--- Source material ---

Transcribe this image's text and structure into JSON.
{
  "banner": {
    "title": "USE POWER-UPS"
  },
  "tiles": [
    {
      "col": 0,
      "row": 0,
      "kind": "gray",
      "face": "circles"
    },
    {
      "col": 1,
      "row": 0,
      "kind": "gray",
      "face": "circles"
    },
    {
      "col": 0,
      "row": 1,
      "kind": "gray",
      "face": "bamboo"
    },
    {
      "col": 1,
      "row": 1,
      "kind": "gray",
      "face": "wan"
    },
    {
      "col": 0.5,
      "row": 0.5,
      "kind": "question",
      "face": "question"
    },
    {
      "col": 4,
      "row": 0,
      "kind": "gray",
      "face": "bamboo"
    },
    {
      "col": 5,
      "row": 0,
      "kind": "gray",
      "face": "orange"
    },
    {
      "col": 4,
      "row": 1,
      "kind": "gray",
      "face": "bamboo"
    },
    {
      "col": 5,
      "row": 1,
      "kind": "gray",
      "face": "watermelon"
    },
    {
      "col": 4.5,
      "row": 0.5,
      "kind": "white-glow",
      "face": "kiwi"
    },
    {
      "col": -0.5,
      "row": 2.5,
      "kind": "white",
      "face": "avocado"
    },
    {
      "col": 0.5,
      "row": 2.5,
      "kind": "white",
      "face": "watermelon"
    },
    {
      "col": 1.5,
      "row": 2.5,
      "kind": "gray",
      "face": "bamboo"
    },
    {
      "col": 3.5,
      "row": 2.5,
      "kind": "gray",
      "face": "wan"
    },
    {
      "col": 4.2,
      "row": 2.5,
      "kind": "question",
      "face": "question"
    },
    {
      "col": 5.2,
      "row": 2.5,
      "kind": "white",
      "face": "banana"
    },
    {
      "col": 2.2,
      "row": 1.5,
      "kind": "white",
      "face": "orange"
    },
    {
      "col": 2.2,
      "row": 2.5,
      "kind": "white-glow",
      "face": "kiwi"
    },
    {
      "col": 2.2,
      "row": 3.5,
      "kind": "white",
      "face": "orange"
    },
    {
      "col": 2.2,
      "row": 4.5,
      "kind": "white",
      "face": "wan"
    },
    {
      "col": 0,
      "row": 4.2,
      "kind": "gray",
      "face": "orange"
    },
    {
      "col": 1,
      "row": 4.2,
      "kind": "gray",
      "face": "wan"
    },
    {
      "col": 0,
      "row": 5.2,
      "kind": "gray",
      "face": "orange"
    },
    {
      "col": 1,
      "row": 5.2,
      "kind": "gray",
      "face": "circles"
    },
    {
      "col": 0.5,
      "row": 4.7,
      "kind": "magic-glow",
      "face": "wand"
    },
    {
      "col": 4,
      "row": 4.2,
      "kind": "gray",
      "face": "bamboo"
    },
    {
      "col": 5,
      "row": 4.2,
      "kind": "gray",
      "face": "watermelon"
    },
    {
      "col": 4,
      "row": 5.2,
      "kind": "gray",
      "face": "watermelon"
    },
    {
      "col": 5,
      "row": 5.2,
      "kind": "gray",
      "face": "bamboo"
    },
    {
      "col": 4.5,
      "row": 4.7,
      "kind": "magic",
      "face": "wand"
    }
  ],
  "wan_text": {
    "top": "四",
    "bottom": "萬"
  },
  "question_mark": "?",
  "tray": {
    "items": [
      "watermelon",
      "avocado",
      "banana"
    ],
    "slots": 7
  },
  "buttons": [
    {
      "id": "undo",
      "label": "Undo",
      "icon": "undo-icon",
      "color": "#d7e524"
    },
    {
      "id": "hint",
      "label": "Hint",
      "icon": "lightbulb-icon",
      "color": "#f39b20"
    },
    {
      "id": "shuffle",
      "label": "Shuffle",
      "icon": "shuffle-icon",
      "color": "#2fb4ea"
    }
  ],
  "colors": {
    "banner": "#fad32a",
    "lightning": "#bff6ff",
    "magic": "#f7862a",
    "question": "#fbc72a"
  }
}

---

» Instructions for the task
Return every line above in which the string "icon" occurs.

» Solution to this problem
      "icon": "undo-icon",
      "icon": "lightbulb-icon",
      "icon": "shuffle-icon",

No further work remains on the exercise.